------ MATERIAL FOR THIS EXERCISE
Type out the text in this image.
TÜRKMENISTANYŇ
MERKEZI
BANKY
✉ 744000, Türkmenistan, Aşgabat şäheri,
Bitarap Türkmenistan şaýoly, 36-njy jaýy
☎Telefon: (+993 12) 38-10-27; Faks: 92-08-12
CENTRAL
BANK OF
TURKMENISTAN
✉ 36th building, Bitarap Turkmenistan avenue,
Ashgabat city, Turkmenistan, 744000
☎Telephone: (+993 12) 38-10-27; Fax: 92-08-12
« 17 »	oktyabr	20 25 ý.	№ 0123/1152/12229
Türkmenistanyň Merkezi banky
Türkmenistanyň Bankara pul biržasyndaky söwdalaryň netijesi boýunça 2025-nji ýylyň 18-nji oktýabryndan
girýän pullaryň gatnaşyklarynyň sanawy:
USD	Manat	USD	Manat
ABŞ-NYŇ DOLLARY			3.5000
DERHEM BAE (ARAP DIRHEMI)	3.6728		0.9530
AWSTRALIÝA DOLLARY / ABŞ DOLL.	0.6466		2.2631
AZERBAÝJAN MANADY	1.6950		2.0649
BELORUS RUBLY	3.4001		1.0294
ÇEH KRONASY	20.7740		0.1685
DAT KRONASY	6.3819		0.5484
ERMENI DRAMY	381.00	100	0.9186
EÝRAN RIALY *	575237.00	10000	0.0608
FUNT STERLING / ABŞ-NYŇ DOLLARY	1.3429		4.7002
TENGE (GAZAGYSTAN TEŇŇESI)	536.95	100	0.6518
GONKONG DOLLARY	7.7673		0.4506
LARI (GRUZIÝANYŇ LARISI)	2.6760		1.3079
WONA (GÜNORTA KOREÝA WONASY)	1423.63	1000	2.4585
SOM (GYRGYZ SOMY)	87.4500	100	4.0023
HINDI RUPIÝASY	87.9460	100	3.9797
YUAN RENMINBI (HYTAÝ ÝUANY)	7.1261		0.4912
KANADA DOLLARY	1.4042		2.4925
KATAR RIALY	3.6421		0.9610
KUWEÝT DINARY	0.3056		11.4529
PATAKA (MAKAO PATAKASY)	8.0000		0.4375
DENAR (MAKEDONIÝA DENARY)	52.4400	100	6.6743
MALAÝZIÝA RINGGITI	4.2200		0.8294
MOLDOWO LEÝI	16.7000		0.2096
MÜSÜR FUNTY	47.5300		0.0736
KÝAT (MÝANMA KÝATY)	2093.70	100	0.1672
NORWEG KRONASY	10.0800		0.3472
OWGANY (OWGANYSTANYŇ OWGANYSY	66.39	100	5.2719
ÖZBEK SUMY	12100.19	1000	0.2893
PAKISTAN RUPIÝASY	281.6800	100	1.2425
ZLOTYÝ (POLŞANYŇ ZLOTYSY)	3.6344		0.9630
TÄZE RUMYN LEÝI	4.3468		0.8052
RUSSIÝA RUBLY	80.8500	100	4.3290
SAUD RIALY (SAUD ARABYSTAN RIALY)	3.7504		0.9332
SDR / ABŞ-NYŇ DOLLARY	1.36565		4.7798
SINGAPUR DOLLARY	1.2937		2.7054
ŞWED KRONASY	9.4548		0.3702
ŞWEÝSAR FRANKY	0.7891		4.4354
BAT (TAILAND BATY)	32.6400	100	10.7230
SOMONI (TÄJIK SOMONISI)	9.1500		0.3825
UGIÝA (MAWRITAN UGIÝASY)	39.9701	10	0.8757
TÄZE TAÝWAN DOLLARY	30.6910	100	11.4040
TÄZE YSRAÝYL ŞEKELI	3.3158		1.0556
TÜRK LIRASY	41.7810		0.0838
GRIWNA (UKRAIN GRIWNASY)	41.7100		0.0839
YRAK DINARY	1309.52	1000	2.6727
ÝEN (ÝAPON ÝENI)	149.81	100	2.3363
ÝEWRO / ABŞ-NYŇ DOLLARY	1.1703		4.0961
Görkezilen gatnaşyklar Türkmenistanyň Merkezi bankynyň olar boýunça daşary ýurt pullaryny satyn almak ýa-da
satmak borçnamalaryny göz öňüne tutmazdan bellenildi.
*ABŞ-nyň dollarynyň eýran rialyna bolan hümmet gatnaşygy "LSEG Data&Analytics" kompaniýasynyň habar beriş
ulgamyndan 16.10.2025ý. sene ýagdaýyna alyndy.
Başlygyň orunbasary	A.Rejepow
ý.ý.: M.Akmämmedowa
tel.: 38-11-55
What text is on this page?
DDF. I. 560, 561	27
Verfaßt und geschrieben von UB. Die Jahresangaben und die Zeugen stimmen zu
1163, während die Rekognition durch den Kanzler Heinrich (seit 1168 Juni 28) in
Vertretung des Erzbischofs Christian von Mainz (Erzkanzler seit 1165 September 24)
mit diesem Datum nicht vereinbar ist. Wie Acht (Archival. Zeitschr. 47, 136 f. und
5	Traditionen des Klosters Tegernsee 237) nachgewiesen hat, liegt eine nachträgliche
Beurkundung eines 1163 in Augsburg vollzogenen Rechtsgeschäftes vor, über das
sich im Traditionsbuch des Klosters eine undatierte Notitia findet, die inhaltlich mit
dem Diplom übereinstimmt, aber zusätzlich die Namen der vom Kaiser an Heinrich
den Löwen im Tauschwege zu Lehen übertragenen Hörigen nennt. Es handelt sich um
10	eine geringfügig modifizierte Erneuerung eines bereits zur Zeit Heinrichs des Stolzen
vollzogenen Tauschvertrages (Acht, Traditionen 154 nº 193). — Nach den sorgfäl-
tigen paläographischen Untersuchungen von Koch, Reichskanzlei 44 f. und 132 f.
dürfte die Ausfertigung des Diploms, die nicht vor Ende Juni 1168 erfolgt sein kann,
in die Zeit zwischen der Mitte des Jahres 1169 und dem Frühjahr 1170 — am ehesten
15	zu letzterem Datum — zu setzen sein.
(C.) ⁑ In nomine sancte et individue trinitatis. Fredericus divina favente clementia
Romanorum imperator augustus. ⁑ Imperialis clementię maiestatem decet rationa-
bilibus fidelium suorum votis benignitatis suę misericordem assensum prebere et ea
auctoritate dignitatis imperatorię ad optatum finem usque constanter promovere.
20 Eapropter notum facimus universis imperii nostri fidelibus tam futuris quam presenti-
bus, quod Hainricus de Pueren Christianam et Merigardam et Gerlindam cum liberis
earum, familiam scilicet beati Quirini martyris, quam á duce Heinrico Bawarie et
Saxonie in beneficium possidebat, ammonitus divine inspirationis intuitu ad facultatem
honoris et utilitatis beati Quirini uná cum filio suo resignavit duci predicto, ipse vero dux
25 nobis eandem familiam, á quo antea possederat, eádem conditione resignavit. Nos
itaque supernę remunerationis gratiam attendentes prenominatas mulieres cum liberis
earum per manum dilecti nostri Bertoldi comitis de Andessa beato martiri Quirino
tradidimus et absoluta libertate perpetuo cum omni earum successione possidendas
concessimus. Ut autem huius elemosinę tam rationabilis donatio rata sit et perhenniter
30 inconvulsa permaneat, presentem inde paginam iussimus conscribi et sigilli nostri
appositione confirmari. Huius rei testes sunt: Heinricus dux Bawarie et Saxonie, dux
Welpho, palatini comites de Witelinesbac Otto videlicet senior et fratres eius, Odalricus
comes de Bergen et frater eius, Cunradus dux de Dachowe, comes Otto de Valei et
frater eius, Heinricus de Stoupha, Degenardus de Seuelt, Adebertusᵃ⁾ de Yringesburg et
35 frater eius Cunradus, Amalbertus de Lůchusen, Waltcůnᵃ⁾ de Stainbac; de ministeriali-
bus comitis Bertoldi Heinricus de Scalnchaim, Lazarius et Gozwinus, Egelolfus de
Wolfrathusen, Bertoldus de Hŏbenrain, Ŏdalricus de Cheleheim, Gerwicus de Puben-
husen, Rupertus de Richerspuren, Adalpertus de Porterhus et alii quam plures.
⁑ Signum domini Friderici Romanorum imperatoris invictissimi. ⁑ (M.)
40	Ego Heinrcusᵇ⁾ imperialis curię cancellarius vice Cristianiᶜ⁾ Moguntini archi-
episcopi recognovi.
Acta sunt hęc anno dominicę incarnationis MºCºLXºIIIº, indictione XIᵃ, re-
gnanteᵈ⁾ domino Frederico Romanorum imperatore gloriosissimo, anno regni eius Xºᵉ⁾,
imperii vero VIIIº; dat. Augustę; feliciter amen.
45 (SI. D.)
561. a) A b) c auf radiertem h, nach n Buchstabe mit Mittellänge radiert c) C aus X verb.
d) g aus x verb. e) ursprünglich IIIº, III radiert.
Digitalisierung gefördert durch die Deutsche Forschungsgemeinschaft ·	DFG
------------
Collect the lines of the data that carry the word "Traditionen".

5	Traditionen des Klosters Tegernsee 237) nachgewiesen hat, liegt eine nachträgliche
vollzogenen Tauschvertrages (Acht, Traditionen 154 nº 193). — Nach den sorgfäl-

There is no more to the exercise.